**TASK TO COMPLETE:**
Word for word, transcribe the lines below and drop the pictures.

**INFORMATION GIVEN:**
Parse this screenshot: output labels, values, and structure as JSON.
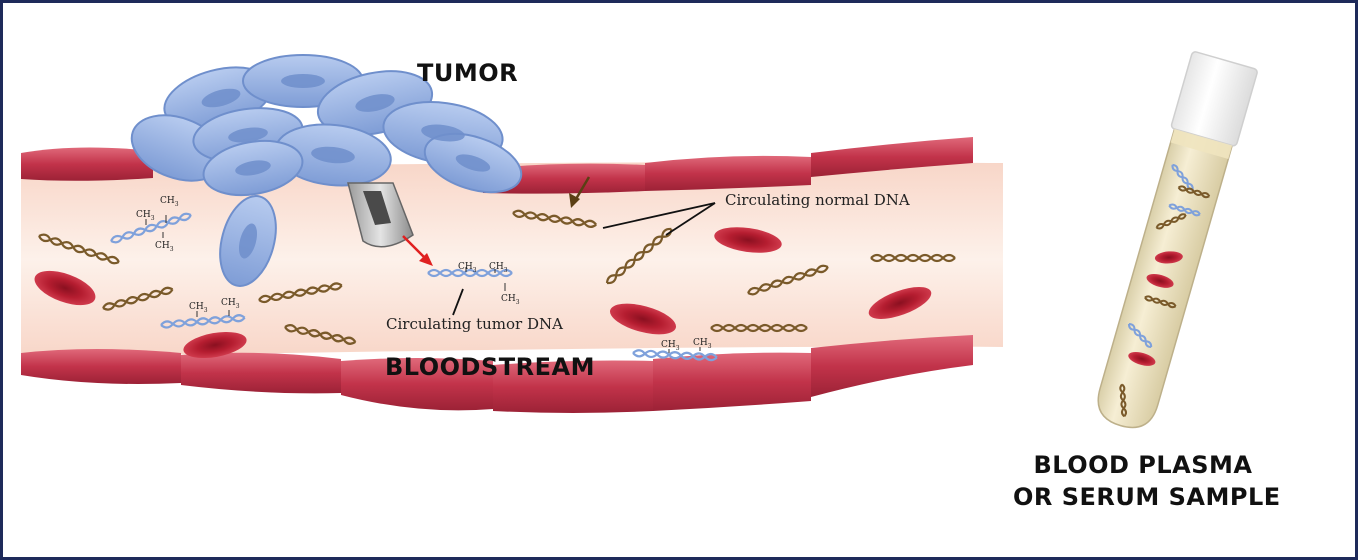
{
  "labels": {
    "tumor": "TUMOR",
    "bloodstream": "BLOODSTREAM",
    "normal_dna": "Circulating normal DNA",
    "tumor_dna": "Circulating tumor DNA",
    "sample_line1": "BLOOD PLASMA",
    "sample_line2": "OR SERUM SAMPLE"
  },
  "methyl_label": "CH3",
  "colors": {
    "frame": "#1e2a5a",
    "vessel_wall": "#c2334a",
    "lumen": "#fbe6dc",
    "tumor_cell": "#98b3e3",
    "normal_dna": "#7a5a2a",
    "tumor_dna": "#7fa1db",
    "red_blood_cell": "#b51d30",
    "arrow_tumor": "#e02020",
    "arrow_normal": "#5b3f14",
    "plasma": "#f0e6c6"
  }
}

**PROBLEM SOLUTION:**
Parse this screenshot: output labels, values, and structure as JSON.
{
  "labels": {
    "tumor": "TUMOR",
    "bloodstream": "BLOODSTREAM",
    "normal_dna": "Circulating normal DNA",
    "tumor_dna": "Circulating tumor DNA",
    "sample_line1": "BLOOD PLASMA",
    "sample_line2": "OR SERUM SAMPLE"
  },
  "methyl_label": "CH3",
  "colors": {
    "frame": "#1e2a5a",
    "vessel_wall": "#c2334a",
    "lumen": "#fbe6dc",
    "tumor_cell": "#98b3e3",
    "normal_dna": "#7a5a2a",
    "tumor_dna": "#7fa1db",
    "red_blood_cell": "#b51d30",
    "arrow_tumor": "#e02020",
    "arrow_normal": "#5b3f14",
    "plasma": "#f0e6c6"
  }
}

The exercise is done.